[Start of Attachment]

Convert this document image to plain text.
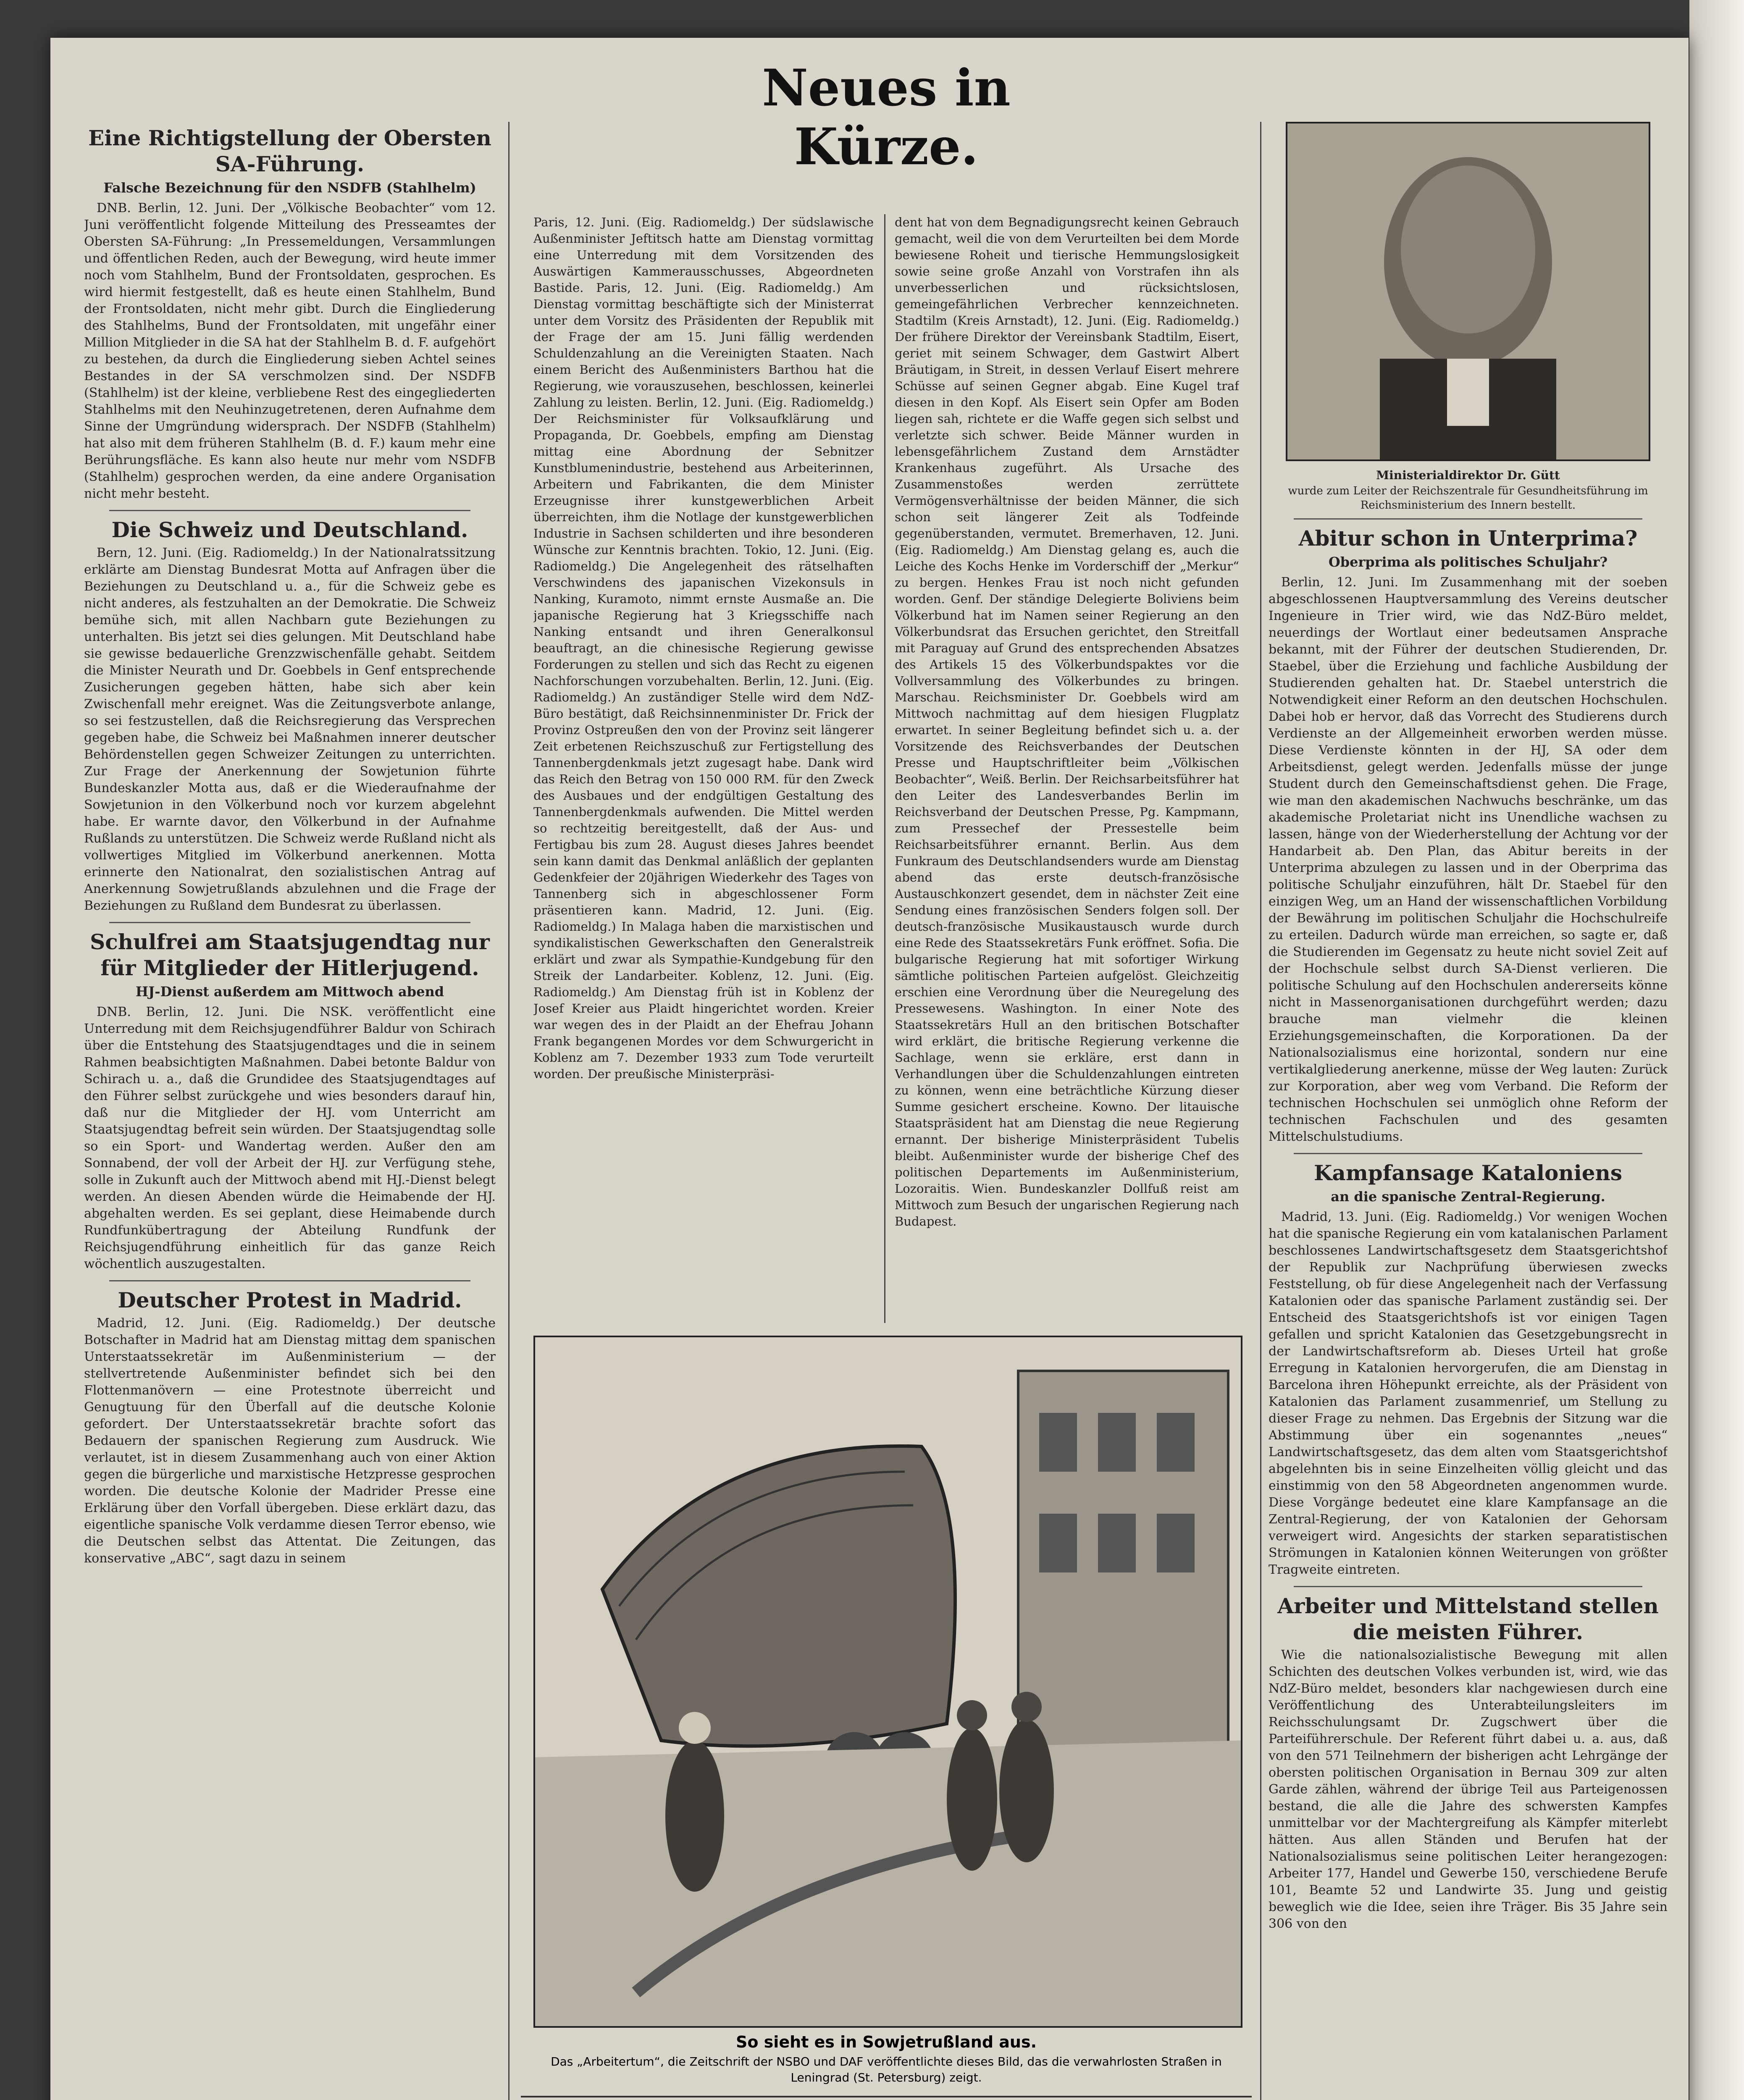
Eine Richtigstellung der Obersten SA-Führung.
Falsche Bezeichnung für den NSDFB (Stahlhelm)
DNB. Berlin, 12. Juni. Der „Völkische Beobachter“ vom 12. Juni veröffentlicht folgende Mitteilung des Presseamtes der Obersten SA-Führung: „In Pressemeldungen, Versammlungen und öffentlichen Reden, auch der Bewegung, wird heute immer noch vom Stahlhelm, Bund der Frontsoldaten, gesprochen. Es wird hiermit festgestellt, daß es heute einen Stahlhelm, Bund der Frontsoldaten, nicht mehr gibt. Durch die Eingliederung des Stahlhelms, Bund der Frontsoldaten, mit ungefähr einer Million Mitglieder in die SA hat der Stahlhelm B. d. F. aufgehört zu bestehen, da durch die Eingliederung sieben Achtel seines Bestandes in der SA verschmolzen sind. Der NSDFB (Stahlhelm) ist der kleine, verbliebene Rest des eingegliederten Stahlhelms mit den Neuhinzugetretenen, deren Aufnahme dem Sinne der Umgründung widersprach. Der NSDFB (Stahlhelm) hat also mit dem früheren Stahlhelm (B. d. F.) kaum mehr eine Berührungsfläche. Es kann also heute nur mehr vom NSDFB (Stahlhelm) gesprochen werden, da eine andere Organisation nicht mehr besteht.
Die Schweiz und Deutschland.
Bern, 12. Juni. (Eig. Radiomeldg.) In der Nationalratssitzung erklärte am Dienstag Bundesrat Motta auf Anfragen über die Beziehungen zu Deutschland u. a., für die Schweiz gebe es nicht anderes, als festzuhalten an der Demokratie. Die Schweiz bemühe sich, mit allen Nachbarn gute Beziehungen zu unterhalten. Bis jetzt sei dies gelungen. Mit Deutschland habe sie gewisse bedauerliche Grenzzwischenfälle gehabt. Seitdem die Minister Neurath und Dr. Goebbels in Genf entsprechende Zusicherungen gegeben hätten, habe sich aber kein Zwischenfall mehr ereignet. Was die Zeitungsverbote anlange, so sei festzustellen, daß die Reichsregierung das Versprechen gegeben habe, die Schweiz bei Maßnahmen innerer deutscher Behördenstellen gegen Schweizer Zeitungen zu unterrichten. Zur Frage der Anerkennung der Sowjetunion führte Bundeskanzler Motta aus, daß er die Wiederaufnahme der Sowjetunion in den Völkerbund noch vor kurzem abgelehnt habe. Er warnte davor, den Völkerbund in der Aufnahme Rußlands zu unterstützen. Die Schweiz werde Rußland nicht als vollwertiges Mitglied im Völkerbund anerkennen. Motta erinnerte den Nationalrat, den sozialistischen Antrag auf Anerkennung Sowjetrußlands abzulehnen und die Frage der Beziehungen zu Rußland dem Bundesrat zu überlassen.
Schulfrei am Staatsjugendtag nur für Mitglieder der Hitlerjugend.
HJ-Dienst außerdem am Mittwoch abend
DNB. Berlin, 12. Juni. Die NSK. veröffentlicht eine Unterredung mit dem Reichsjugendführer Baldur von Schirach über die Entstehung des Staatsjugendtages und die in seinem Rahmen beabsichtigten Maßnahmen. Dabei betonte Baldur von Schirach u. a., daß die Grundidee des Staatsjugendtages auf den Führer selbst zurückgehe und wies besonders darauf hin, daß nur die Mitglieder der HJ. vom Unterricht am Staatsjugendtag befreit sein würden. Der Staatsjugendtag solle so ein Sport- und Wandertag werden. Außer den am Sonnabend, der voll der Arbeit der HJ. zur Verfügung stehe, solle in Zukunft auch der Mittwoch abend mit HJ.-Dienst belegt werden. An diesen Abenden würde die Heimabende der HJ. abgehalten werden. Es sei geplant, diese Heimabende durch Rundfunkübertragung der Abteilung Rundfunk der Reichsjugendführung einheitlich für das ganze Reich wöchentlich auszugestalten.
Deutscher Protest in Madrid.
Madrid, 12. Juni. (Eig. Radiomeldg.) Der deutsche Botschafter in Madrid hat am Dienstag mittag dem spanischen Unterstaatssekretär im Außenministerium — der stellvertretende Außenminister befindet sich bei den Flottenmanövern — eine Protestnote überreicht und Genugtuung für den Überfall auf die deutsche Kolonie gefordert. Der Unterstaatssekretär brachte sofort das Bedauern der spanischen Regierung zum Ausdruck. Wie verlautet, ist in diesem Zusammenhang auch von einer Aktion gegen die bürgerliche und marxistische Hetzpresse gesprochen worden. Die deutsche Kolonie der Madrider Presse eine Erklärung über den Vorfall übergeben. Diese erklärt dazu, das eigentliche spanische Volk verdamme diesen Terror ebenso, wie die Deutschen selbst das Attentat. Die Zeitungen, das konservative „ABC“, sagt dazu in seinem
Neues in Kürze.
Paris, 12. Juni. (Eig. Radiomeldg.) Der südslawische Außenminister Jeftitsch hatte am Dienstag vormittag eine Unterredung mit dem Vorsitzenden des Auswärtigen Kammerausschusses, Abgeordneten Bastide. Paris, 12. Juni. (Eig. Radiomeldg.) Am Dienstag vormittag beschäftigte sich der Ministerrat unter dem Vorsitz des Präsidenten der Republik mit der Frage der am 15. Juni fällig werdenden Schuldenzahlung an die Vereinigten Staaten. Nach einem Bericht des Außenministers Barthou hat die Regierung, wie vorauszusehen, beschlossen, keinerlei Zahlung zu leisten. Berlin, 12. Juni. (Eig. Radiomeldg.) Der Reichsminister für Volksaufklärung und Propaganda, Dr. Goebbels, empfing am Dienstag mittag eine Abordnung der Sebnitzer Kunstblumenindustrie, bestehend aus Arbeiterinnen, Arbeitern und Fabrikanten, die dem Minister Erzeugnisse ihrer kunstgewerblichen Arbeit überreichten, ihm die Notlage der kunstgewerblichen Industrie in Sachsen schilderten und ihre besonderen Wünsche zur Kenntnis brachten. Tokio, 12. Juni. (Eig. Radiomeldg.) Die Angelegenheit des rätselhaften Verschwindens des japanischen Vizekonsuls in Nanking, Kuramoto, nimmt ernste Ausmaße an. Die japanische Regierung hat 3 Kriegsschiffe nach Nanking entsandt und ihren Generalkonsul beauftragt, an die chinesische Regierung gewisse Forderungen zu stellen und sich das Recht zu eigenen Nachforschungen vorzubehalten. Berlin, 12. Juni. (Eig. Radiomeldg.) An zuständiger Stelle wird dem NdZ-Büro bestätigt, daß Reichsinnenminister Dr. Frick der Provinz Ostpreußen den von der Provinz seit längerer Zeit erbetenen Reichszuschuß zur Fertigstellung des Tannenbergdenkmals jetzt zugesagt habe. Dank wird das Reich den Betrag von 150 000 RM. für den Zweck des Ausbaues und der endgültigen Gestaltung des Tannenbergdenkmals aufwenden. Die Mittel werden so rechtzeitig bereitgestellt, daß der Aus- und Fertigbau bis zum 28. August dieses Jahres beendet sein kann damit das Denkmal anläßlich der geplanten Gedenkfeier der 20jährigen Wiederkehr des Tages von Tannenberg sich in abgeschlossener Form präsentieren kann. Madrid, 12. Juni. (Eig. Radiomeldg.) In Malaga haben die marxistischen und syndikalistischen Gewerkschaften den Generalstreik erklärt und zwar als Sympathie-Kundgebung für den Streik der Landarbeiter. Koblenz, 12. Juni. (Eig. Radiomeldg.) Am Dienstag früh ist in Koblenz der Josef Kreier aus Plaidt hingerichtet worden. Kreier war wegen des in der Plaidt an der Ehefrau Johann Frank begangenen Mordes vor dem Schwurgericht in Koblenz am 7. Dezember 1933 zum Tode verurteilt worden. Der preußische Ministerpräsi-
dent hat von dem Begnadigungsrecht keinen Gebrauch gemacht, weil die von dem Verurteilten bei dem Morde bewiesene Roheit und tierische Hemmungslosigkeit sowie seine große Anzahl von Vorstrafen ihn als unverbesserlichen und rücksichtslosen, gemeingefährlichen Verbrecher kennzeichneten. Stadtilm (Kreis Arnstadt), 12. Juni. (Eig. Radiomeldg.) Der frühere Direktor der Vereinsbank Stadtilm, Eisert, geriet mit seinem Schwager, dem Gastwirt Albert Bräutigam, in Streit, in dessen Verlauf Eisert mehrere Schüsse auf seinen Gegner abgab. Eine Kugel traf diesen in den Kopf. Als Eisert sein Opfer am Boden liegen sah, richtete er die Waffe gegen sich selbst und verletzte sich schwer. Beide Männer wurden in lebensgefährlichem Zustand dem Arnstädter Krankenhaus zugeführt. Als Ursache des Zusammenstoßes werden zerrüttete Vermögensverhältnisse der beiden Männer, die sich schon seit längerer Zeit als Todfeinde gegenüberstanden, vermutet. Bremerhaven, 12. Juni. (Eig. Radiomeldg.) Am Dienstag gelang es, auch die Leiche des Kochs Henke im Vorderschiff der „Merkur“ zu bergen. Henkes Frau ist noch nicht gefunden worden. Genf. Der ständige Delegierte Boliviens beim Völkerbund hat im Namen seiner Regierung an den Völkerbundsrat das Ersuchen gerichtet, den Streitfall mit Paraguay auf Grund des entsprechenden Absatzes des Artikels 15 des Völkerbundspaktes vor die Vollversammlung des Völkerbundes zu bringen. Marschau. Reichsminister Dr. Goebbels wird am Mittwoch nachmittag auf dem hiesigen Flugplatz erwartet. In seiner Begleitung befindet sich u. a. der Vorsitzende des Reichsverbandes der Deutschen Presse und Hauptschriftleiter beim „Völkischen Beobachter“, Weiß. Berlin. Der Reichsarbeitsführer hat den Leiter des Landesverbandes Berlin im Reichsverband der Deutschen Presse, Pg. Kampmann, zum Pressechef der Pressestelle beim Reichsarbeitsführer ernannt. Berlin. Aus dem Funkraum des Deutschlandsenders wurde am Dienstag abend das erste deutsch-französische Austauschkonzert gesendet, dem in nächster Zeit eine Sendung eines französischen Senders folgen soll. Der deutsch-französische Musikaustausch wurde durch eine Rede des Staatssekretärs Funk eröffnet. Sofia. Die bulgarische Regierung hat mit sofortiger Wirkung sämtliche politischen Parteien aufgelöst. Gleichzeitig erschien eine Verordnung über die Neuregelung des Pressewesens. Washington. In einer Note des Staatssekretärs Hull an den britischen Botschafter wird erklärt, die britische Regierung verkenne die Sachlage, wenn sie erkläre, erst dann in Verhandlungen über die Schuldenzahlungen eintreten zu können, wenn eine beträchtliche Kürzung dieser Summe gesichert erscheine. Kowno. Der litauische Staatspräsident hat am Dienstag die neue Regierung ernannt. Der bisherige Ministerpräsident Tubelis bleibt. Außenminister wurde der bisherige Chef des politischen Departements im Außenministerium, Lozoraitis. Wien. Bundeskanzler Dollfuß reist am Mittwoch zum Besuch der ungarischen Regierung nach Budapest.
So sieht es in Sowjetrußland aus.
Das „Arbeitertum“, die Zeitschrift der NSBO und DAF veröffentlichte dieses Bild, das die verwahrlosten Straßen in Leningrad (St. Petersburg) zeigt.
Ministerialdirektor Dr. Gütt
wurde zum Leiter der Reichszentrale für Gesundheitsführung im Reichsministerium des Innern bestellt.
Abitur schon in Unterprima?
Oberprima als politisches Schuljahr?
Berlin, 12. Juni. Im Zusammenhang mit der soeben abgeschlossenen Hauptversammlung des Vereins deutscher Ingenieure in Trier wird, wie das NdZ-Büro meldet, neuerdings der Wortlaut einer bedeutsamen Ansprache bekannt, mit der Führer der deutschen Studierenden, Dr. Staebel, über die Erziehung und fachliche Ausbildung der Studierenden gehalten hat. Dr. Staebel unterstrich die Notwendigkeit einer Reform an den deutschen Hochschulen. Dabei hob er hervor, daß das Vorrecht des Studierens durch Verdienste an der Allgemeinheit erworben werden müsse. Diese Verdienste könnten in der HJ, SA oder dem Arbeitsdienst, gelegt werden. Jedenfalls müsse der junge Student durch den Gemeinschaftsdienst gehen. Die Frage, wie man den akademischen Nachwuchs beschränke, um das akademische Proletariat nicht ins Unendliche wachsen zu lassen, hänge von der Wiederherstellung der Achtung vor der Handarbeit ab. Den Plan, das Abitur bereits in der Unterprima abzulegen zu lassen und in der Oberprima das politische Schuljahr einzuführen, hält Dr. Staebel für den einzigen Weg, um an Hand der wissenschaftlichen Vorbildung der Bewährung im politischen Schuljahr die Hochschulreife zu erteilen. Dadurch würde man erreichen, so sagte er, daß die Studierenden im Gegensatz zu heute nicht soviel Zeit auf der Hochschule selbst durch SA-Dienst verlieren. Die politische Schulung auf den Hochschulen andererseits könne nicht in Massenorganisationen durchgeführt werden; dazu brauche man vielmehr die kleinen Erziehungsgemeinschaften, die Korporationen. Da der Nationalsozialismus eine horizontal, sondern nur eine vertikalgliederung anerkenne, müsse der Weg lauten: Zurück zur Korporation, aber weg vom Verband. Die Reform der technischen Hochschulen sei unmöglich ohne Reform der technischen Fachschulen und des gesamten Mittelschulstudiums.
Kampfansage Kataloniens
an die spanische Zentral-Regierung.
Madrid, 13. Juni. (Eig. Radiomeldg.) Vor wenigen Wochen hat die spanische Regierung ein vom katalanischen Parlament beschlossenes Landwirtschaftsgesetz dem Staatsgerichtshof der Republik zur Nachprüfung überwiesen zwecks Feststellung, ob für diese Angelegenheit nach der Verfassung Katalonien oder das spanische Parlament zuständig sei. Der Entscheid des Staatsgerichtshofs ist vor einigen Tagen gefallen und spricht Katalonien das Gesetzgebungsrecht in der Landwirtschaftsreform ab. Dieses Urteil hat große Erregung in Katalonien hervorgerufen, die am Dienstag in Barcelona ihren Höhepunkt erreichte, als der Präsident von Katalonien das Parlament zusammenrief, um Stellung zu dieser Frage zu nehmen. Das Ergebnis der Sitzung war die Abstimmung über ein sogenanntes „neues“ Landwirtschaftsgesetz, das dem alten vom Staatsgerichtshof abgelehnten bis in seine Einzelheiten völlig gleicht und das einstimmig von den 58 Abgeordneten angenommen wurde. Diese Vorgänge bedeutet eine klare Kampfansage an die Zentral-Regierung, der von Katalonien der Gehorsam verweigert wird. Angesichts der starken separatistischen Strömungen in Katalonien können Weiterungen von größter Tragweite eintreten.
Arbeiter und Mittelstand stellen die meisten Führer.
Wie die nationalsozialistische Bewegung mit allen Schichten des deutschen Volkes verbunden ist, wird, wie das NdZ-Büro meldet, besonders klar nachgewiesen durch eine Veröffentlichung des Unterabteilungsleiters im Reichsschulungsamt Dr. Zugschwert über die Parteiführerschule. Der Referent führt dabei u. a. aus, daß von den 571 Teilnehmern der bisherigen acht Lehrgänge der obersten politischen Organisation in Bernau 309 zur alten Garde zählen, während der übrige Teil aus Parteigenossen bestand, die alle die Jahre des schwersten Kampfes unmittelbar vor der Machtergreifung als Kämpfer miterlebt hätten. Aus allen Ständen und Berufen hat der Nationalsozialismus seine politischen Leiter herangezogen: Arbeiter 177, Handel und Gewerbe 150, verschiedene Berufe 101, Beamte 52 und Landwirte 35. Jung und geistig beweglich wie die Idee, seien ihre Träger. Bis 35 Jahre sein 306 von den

[End of Attachment]

After counting the lines above that include the word "Staatsjugendtag", give only the number.

2